Give every line from the entries that contains "Ames".

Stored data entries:
>> start
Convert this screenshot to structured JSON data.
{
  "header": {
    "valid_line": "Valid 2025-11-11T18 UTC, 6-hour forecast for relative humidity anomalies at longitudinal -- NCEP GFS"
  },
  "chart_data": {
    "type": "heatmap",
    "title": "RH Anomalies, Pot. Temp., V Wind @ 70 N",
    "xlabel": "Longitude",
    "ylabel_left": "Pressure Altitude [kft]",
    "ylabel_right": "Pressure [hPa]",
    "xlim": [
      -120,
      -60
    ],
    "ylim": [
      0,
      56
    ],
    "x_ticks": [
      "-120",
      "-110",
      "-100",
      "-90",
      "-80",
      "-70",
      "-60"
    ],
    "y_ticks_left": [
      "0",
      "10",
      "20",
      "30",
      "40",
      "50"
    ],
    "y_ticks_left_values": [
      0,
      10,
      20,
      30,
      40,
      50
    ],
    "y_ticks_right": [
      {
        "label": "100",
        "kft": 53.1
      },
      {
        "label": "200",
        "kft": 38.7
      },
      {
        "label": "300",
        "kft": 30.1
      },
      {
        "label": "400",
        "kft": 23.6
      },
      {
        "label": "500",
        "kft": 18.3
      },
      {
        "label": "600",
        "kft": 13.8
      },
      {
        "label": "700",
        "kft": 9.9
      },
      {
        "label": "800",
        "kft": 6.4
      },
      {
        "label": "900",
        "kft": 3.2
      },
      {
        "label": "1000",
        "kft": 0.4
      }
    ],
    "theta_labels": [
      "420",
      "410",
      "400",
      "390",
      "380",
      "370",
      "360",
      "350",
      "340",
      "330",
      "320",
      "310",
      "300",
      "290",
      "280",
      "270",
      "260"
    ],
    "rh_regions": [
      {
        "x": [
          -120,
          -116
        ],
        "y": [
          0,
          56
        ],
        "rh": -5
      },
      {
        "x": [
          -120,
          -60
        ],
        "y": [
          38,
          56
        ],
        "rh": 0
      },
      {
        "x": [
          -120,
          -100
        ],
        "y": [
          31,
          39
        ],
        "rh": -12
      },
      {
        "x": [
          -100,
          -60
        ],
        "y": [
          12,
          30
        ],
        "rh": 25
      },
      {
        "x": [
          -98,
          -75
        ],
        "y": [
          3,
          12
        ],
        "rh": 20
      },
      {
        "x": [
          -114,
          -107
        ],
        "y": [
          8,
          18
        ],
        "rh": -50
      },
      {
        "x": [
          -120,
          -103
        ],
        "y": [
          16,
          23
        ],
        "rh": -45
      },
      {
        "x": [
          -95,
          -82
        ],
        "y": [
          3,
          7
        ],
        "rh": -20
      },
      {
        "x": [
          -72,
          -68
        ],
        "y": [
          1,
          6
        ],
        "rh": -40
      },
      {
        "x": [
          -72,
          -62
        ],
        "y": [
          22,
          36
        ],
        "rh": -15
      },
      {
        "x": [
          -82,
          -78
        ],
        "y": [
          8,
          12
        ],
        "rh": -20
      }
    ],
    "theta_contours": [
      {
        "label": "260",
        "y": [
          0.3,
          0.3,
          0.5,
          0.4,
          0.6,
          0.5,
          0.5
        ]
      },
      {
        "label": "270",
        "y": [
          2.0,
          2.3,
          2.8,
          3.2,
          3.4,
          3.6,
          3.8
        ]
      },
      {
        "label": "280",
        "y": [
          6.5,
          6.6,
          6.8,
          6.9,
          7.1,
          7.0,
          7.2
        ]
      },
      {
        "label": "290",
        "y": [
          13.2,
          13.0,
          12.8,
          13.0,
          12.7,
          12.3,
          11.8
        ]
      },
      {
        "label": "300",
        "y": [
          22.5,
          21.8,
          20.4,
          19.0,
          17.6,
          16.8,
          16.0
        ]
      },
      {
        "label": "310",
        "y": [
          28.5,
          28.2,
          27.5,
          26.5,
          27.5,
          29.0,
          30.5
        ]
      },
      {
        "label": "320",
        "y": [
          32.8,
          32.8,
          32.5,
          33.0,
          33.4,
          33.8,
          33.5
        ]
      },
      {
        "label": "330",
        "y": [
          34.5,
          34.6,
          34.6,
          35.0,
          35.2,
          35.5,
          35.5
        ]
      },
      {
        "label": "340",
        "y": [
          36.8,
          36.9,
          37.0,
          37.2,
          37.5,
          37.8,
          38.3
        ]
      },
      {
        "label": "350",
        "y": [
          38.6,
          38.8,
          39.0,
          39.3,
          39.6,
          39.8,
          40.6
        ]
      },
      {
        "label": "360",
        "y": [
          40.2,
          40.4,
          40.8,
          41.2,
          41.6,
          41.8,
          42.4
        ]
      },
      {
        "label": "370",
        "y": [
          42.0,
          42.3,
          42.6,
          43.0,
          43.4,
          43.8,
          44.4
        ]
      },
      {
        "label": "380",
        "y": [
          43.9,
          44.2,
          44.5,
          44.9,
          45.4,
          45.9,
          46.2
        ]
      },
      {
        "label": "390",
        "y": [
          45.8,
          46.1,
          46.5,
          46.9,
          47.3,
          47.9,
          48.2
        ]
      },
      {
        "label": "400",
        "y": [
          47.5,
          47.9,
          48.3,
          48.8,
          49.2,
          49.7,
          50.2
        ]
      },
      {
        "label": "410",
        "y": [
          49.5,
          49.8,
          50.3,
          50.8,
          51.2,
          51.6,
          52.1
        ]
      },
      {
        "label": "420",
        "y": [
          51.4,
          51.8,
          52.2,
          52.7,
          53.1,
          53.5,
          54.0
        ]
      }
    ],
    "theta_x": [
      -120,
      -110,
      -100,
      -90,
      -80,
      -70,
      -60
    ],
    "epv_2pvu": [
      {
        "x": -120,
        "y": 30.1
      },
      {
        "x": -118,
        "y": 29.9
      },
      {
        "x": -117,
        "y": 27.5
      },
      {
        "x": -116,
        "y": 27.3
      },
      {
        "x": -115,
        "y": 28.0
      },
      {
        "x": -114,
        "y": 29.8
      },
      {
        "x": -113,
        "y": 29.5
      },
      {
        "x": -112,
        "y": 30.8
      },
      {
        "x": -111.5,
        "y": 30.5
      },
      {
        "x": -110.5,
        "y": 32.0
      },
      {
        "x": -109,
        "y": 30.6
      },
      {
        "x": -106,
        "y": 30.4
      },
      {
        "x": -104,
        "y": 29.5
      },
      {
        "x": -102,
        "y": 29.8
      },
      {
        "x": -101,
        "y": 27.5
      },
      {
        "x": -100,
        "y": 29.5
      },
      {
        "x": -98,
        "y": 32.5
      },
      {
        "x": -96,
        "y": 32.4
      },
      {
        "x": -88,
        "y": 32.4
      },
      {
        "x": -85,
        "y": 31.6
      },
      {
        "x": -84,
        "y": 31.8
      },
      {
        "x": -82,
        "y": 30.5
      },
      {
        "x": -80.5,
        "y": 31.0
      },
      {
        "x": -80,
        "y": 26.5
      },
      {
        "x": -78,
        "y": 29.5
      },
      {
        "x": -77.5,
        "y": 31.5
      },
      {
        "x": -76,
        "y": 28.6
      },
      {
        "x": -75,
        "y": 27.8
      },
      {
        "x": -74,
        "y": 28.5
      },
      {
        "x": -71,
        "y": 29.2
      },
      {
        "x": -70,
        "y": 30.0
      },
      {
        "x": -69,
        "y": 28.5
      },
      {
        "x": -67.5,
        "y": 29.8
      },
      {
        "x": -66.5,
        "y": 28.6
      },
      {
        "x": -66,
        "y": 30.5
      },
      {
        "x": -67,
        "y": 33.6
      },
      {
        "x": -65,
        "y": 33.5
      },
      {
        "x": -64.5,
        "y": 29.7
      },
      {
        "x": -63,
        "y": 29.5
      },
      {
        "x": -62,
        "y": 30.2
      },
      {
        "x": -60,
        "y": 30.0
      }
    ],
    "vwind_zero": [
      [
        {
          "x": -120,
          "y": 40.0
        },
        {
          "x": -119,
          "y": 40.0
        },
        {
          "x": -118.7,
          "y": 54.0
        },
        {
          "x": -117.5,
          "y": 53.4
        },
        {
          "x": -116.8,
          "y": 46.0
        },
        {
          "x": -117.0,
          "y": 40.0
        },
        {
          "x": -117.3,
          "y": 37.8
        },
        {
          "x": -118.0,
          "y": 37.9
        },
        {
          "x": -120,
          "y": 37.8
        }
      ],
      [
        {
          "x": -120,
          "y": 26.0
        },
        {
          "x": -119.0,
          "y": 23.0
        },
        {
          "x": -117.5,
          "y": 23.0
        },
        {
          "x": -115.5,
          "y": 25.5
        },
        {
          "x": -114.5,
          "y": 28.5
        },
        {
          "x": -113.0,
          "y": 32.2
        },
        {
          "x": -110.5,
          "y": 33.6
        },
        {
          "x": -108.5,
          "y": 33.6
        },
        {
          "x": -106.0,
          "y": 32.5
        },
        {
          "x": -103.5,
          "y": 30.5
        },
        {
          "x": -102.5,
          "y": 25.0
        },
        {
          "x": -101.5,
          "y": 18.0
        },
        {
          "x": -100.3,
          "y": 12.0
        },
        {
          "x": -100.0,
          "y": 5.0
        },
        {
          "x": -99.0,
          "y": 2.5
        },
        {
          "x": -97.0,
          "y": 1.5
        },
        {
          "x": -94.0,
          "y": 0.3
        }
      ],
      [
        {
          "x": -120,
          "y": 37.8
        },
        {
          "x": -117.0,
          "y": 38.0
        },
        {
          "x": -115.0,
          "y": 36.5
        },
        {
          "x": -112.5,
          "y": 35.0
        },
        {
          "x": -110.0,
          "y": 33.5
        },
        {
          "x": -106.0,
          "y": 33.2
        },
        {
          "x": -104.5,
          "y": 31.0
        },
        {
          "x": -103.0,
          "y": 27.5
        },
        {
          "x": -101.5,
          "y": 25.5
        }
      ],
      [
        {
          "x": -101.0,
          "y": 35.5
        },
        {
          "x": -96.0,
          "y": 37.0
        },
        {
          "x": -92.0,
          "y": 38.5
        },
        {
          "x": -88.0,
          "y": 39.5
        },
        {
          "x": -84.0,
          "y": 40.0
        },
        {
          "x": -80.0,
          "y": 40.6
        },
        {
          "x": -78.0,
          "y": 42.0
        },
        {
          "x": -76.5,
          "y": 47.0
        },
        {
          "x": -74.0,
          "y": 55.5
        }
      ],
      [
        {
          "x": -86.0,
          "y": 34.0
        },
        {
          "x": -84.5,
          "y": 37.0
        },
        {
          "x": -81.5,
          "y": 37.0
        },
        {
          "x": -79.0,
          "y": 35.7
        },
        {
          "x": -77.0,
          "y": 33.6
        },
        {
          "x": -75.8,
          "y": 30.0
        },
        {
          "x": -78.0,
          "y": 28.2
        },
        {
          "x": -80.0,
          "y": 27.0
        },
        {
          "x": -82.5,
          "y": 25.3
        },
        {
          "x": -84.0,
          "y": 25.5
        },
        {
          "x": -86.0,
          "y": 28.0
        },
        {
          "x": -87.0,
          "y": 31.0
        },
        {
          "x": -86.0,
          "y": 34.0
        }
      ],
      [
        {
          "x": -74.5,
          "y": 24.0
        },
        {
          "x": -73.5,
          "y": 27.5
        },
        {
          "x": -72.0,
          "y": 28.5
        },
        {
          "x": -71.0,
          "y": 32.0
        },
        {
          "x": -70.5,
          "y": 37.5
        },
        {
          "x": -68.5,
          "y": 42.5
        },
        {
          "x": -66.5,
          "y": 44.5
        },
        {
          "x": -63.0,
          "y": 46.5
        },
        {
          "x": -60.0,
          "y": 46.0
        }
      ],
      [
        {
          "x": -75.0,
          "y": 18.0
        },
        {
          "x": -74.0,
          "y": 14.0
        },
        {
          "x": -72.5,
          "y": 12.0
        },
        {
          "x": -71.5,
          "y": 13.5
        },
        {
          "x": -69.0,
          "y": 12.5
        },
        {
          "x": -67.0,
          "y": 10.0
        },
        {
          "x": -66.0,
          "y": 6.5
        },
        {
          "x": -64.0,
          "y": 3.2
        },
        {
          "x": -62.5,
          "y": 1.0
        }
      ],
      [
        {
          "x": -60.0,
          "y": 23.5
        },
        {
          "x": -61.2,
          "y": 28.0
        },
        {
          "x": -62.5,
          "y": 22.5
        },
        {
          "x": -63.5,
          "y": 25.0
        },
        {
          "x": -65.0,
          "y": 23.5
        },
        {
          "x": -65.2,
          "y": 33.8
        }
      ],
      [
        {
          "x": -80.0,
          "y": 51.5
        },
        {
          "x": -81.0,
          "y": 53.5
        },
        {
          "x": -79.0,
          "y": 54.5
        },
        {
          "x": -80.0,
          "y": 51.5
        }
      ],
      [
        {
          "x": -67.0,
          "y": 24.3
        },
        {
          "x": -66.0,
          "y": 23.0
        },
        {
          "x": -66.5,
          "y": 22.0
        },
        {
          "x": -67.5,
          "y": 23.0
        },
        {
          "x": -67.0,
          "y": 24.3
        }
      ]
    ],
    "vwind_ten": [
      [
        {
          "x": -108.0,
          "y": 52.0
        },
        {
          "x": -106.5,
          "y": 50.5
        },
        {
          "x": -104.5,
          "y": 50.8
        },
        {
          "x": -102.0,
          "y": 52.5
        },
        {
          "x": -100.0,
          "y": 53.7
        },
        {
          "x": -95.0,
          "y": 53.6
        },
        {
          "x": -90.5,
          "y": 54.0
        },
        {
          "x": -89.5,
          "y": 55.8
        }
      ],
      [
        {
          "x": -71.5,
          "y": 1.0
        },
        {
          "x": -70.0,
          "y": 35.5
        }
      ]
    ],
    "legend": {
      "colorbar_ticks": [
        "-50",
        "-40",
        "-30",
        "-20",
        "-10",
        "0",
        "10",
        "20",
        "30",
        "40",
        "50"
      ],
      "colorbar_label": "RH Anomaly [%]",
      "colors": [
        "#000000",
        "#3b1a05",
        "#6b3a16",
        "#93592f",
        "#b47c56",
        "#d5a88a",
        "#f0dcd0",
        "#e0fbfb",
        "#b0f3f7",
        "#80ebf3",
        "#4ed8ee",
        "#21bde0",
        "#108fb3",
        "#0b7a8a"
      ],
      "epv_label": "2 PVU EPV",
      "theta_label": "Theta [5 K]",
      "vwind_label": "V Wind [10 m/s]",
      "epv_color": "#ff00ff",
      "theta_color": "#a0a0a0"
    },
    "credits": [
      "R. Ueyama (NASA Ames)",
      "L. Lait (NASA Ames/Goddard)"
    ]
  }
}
>> end
> [THE OUTPUT]:
      "R. Ueyama (NASA Ames)",
      "L. Lait (NASA Ames/Goddard)"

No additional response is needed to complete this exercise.